• Data records:
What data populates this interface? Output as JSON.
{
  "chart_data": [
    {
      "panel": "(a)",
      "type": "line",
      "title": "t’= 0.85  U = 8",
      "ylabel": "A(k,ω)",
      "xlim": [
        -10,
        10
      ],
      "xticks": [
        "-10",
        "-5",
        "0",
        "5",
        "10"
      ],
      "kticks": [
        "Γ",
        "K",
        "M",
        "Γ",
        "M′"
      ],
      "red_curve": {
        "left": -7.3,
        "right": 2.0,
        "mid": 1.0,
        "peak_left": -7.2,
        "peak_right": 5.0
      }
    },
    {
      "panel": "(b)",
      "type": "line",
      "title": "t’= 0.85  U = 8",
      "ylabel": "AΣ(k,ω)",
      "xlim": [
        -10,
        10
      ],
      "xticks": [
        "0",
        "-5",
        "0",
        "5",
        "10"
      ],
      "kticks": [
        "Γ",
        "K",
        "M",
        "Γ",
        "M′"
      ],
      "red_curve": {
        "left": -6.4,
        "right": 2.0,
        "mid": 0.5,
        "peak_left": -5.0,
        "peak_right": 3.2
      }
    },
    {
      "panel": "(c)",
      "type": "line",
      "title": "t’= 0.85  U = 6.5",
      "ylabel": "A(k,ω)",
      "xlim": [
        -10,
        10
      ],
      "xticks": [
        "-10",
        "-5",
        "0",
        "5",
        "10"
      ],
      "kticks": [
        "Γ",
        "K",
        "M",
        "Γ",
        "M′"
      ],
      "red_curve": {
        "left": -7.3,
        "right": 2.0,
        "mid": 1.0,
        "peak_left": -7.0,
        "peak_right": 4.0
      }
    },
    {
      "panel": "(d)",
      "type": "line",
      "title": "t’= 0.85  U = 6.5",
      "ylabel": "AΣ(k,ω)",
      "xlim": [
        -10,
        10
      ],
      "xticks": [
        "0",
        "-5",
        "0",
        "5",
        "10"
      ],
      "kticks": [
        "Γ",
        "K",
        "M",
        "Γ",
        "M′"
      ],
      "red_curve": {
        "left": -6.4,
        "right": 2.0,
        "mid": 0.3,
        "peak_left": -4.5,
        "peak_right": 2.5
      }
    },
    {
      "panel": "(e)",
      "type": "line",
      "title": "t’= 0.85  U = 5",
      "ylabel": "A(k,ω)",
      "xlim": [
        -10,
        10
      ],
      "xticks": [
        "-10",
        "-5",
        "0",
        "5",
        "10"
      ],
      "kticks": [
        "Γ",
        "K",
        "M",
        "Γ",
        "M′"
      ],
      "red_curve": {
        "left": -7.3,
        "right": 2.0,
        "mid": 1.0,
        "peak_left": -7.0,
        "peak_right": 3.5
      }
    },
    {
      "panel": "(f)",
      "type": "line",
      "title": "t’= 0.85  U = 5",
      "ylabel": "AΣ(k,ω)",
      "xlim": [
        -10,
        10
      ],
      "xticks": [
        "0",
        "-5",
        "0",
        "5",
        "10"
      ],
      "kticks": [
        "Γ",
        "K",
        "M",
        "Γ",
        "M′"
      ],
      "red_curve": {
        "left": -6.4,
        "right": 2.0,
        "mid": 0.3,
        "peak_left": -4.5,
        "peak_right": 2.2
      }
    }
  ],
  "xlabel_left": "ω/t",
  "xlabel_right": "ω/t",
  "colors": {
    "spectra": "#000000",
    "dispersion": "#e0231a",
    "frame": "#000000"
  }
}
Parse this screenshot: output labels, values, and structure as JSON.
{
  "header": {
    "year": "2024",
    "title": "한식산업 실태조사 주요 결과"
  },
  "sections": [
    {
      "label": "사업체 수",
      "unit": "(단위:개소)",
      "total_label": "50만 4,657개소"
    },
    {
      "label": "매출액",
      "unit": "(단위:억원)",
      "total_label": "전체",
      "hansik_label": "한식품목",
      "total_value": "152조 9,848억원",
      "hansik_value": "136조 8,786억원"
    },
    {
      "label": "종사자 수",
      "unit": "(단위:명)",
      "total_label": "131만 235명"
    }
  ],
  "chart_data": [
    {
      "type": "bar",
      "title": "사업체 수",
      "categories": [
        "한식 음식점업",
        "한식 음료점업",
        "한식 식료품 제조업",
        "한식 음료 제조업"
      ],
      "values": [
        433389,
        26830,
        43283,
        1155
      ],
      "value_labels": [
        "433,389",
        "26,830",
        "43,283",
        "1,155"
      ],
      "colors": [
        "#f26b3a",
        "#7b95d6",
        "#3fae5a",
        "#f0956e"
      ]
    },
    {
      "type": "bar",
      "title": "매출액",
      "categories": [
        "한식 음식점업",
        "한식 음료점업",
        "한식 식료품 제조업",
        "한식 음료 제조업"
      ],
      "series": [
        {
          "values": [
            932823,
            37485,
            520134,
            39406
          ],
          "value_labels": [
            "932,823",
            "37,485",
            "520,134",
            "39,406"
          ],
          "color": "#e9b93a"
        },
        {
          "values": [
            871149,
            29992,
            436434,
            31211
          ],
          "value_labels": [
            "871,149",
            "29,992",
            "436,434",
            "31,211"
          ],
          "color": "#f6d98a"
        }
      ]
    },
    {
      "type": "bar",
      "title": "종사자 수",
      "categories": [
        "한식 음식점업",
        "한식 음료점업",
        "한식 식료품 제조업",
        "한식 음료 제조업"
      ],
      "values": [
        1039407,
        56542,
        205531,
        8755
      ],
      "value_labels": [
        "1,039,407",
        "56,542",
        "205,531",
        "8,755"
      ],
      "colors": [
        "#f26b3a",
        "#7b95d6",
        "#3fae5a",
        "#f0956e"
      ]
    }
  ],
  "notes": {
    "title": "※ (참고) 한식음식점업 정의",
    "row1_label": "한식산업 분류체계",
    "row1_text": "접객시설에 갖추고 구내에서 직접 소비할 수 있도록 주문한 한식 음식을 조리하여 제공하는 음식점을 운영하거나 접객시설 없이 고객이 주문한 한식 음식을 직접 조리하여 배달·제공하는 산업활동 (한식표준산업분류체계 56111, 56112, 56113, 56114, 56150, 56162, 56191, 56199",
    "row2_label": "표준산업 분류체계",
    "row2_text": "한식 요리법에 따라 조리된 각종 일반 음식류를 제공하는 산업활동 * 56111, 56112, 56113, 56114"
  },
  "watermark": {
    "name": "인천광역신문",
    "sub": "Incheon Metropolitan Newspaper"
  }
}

• Work required:
Give only the number of lines in the data that include the string "JSON".

• Response to this exercise:
2